**WHAT TO PRODUCE**
Copy out the entries below in full and exactly.

(Stored records)
/---

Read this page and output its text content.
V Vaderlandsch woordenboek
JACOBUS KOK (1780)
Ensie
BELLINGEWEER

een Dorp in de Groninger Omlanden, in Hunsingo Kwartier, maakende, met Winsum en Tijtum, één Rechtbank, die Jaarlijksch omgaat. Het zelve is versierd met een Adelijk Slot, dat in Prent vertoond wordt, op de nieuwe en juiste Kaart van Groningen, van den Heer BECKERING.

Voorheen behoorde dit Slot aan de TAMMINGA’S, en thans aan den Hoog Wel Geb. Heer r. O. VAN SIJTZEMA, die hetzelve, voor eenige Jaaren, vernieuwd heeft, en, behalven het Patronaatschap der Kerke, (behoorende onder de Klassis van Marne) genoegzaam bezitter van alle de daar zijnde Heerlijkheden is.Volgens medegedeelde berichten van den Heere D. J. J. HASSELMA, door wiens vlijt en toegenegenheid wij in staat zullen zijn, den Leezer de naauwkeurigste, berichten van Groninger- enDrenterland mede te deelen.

\---

**FINISHED EXERCISE**
Read this page and output its text content.
V Vaderlandsch woordenboek
JACOBUS KOK (1780)
Ensie
BELLINGEWEER

een Dorp in de Groninger Omlanden, in Hunsingo Kwartier, maakende, met Winsum en Tijtum, één Rechtbank, die Jaarlijksch omgaat. Het zelve is versierd met een Adelijk Slot, dat in Prent vertoond wordt, op de nieuwe en juiste Kaart van Groningen, van den Heer BECKERING.

Voorheen behoorde dit Slot aan de TAMMINGA’S, en thans aan den Hoog Wel Geb. Heer r. O. VAN SIJTZEMA, die hetzelve, voor eenige Jaaren, vernieuwd heeft, en, behalven het Patronaatschap der Kerke, (behoorende onder de Klassis van Marne) genoegzaam bezitter van alle de daar zijnde Heerlijkheden is.Volgens medegedeelde berichten van den Heere D. J. J. HASSELMA, door wiens vlijt en toegenegenheid wij in staat zullen zijn, den Leezer de naauwkeurigste, berichten van Groninger- enDrenterland mede te deelen.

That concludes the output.